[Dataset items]

• • • •

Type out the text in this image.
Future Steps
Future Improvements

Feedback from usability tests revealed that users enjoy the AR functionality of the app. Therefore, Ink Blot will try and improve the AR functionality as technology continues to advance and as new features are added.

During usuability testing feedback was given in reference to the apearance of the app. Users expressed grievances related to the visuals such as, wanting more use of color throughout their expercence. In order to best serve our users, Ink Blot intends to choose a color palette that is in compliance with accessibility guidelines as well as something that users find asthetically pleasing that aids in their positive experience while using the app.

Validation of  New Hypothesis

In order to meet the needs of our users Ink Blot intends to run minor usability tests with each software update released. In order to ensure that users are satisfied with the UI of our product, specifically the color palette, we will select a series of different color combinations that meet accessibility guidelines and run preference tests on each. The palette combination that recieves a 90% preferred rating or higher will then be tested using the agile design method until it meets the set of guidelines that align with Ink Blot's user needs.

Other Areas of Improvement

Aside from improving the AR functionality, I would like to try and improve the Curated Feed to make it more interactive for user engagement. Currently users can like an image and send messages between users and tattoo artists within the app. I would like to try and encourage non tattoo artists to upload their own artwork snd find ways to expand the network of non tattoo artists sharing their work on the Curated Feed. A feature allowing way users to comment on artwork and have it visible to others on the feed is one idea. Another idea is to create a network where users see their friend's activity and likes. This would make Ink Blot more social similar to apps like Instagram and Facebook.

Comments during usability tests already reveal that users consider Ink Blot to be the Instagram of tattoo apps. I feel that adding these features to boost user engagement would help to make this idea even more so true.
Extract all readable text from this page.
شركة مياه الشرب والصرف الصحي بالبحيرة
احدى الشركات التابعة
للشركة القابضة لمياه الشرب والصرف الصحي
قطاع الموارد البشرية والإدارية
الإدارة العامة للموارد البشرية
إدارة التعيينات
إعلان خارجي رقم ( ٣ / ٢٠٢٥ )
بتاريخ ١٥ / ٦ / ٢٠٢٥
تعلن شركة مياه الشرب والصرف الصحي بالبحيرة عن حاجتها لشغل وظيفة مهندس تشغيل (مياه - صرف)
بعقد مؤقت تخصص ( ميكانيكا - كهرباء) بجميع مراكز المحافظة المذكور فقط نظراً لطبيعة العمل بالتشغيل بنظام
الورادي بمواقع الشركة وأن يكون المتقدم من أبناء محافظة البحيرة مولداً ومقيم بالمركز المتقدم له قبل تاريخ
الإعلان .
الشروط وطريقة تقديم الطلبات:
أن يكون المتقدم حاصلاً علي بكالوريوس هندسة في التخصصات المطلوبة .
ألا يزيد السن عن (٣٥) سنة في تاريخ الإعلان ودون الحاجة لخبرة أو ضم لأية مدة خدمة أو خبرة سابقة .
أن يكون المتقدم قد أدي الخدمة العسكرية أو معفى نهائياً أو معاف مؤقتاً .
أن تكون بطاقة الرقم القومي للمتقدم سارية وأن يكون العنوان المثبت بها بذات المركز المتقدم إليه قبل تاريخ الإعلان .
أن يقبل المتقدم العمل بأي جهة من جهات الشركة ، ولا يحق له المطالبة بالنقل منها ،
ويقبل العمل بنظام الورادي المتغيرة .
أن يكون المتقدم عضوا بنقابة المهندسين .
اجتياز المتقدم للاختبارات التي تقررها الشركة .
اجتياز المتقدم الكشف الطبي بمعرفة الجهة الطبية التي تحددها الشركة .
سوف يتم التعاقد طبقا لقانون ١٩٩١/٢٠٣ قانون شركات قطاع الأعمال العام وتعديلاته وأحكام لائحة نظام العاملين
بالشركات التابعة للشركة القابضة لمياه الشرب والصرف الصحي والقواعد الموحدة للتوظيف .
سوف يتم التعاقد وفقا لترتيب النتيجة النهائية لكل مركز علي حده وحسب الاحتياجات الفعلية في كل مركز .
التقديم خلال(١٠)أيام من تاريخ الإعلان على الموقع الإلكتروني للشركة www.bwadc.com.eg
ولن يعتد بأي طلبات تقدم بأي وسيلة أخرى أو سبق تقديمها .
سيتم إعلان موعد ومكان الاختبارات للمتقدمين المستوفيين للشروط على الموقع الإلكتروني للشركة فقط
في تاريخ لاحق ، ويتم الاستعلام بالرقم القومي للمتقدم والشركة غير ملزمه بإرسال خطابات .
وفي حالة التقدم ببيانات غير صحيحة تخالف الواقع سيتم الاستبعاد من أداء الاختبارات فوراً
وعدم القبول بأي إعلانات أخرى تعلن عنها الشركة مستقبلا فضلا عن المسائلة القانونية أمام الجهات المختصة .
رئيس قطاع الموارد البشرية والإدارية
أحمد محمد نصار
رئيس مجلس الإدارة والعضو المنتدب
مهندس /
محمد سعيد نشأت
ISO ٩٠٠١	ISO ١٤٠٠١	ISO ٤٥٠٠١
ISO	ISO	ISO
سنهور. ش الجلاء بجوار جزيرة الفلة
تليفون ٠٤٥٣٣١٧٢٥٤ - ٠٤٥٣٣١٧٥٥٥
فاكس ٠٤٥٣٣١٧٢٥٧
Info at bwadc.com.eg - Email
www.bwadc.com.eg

• • • •

What to produce
Print all of the entries exactly as they appear.

Response
Type out the text in this image.
Future Steps
Future Improvements

Feedback from usability tests revealed that users enjoy the AR functionality of the app. Therefore, Ink Blot will try and improve the AR functionality as technology continues to advance and as new features are added.

During usuability testing feedback was given in reference to the apearance of the app. Users expressed grievances related to the visuals such as, wanting more use of color throughout their expercence. In order to best serve our users, Ink Blot intends to choose a color palette that is in compliance with accessibility guidelines as well as something that users find asthetically pleasing that aids in their positive experience while using the app.

Validation of  New Hypothesis

In order to meet the needs of our users Ink Blot intends to run minor usability tests with each software update released. In order to ensure that users are satisfied with the UI of our product, specifically the color palette, we will select a series of different color combinations that meet accessibility guidelines and run preference tests on each. The palette combination that recieves a 90% preferred rating or higher will then be tested using the agile design method until it meets the set of guidelines that align with Ink Blot's user needs.

Other Areas of Improvement

Aside from improving the AR functionality, I would like to try and improve the Curated Feed to make it more interactive for user engagement. Currently users can like an image and send messages between users and tattoo artists within the app. I would like to try and encourage non tattoo artists to upload their own artwork snd find ways to expand the network of non tattoo artists sharing their work on the Curated Feed. A feature allowing way users to comment on artwork and have it visible to others on the feed is one idea. Another idea is to create a network where users see their friend's activity and likes. This would make Ink Blot more social similar to apps like Instagram and Facebook.

Comments during usability tests already reveal that users consider Ink Blot to be the Instagram of tattoo apps. I feel that adding these features to boost user engagement would help to make this idea even more so true.
Extract all readable text from this page.
شركة مياه الشرب والصرف الصحي بالبحيرة
احدى الشركات التابعة
للشركة القابضة لمياه الشرب والصرف الصحي
قطاع الموارد البشرية والإدارية
الإدارة العامة للموارد البشرية
إدارة التعيينات
إعلان خارجي رقم ( ٣ / ٢٠٢٥ )
بتاريخ ١٥ / ٦ / ٢٠٢٥
تعلن شركة مياه الشرب والصرف الصحي بالبحيرة عن حاجتها لشغل وظيفة مهندس تشغيل (مياه - صرف)
بعقد مؤقت تخصص ( ميكانيكا - كهرباء) بجميع مراكز المحافظة المذكور فقط نظراً لطبيعة العمل بالتشغيل بنظام
الورادي بمواقع الشركة وأن يكون المتقدم من أبناء محافظة البحيرة مولداً ومقيم بالمركز المتقدم له قبل تاريخ
الإعلان .
الشروط وطريقة تقديم الطلبات:
أن يكون المتقدم حاصلاً علي بكالوريوس هندسة في التخصصات المطلوبة .
ألا يزيد السن عن (٣٥) سنة في تاريخ الإعلان ودون الحاجة لخبرة أو ضم لأية مدة خدمة أو خبرة سابقة .
أن يكون المتقدم قد أدي الخدمة العسكرية أو معفى نهائياً أو معاف مؤقتاً .
أن تكون بطاقة الرقم القومي للمتقدم سارية وأن يكون العنوان المثبت بها بذات المركز المتقدم إليه قبل تاريخ الإعلان .
أن يقبل المتقدم العمل بأي جهة من جهات الشركة ، ولا يحق له المطالبة بالنقل منها ،
ويقبل العمل بنظام الورادي المتغيرة .
أن يكون المتقدم عضوا بنقابة المهندسين .
اجتياز المتقدم للاختبارات التي تقررها الشركة .
اجتياز المتقدم الكشف الطبي بمعرفة الجهة الطبية التي تحددها الشركة .
سوف يتم التعاقد طبقا لقانون ١٩٩١/٢٠٣ قانون شركات قطاع الأعمال العام وتعديلاته وأحكام لائحة نظام العاملين
بالشركات التابعة للشركة القابضة لمياه الشرب والصرف الصحي والقواعد الموحدة للتوظيف .
سوف يتم التعاقد وفقا لترتيب النتيجة النهائية لكل مركز علي حده وحسب الاحتياجات الفعلية في كل مركز .
التقديم خلال(١٠)أيام من تاريخ الإعلان على الموقع الإلكتروني للشركة www.bwadc.com.eg
ولن يعتد بأي طلبات تقدم بأي وسيلة أخرى أو سبق تقديمها .
سيتم إعلان موعد ومكان الاختبارات للمتقدمين المستوفيين للشروط على الموقع الإلكتروني للشركة فقط
في تاريخ لاحق ، ويتم الاستعلام بالرقم القومي للمتقدم والشركة غير ملزمه بإرسال خطابات .
وفي حالة التقدم ببيانات غير صحيحة تخالف الواقع سيتم الاستبعاد من أداء الاختبارات فوراً
وعدم القبول بأي إعلانات أخرى تعلن عنها الشركة مستقبلا فضلا عن المسائلة القانونية أمام الجهات المختصة .
رئيس قطاع الموارد البشرية والإدارية
أحمد محمد نصار
رئيس مجلس الإدارة والعضو المنتدب
مهندس /
محمد سعيد نشأت
ISO ٩٠٠١	ISO ١٤٠٠١	ISO ٤٥٠٠١
ISO	ISO	ISO
سنهور. ش الجلاء بجوار جزيرة الفلة
تليفون ٠٤٥٣٣١٧٢٥٤ - ٠٤٥٣٣١٧٥٥٥
فاكس ٠٤٥٣٣١٧٢٥٧
Info at bwadc.com.eg - Email
www.bwadc.com.eg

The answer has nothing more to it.